» **RECORDED DATA**:
++++++++++++++++++++

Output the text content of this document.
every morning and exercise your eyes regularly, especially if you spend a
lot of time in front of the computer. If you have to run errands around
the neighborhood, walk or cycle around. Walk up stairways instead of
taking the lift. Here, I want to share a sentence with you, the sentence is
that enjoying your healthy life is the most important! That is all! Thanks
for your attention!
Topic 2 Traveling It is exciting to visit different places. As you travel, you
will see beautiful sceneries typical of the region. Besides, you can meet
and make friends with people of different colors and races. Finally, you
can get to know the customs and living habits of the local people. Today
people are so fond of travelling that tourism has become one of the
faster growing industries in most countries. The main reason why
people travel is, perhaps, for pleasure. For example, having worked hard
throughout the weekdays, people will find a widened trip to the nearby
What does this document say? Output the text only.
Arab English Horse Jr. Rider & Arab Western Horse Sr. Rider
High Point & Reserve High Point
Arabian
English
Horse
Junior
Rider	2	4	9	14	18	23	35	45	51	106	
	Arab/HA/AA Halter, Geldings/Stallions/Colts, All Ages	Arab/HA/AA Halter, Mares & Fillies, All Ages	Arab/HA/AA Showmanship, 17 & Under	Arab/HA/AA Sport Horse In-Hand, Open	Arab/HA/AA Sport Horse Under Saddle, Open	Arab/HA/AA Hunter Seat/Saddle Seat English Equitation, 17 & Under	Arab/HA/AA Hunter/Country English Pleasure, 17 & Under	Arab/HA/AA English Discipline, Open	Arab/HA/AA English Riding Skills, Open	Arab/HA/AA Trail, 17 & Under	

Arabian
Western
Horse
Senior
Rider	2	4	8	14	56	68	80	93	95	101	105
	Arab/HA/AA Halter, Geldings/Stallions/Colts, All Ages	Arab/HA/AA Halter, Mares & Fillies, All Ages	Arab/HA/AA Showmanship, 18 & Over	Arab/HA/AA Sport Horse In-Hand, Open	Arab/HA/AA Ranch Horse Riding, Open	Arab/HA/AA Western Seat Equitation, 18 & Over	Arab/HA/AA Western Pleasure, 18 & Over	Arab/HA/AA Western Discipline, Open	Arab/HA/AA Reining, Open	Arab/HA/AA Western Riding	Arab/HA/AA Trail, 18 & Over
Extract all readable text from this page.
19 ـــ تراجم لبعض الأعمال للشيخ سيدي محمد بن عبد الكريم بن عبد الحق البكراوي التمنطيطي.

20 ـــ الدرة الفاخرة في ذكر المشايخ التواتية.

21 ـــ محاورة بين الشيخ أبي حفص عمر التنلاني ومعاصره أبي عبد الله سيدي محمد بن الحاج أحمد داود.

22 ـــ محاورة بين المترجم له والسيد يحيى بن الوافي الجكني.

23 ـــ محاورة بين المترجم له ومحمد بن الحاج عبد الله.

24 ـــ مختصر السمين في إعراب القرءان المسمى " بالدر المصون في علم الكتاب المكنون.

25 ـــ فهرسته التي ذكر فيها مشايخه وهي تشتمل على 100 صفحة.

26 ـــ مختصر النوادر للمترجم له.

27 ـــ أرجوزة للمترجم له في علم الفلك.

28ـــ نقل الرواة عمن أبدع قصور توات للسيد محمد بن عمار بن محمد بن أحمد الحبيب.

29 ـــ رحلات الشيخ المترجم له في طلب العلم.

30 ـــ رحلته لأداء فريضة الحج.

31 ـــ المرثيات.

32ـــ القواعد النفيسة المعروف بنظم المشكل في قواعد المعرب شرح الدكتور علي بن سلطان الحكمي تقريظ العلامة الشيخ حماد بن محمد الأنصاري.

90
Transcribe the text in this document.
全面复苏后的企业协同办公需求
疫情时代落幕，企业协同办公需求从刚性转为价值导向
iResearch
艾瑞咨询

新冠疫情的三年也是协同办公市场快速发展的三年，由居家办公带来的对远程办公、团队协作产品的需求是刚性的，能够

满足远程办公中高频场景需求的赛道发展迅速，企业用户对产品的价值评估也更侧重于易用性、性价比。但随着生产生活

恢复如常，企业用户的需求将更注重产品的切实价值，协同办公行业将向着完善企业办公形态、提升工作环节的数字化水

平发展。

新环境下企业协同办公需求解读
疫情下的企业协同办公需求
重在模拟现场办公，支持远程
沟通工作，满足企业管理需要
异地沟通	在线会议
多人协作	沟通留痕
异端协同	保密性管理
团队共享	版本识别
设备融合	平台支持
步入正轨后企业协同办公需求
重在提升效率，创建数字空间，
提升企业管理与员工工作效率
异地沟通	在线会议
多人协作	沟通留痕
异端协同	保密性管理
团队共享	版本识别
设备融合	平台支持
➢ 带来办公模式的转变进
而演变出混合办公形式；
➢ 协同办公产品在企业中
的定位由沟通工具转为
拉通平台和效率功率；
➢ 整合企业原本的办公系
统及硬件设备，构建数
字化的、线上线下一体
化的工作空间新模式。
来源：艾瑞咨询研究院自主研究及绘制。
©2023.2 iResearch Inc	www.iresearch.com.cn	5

++++++++++++++++++++

Pull out each line of the records holding the string "المترجم".

22 ـــ محاورة بين المترجم له والسيد يحيى بن الوافي الجكني.
23 ـــ محاورة بين المترجم له ومحمد بن الحاج عبد الله.
29 ـــ رحلات الشيخ المترجم له في طلب العلم.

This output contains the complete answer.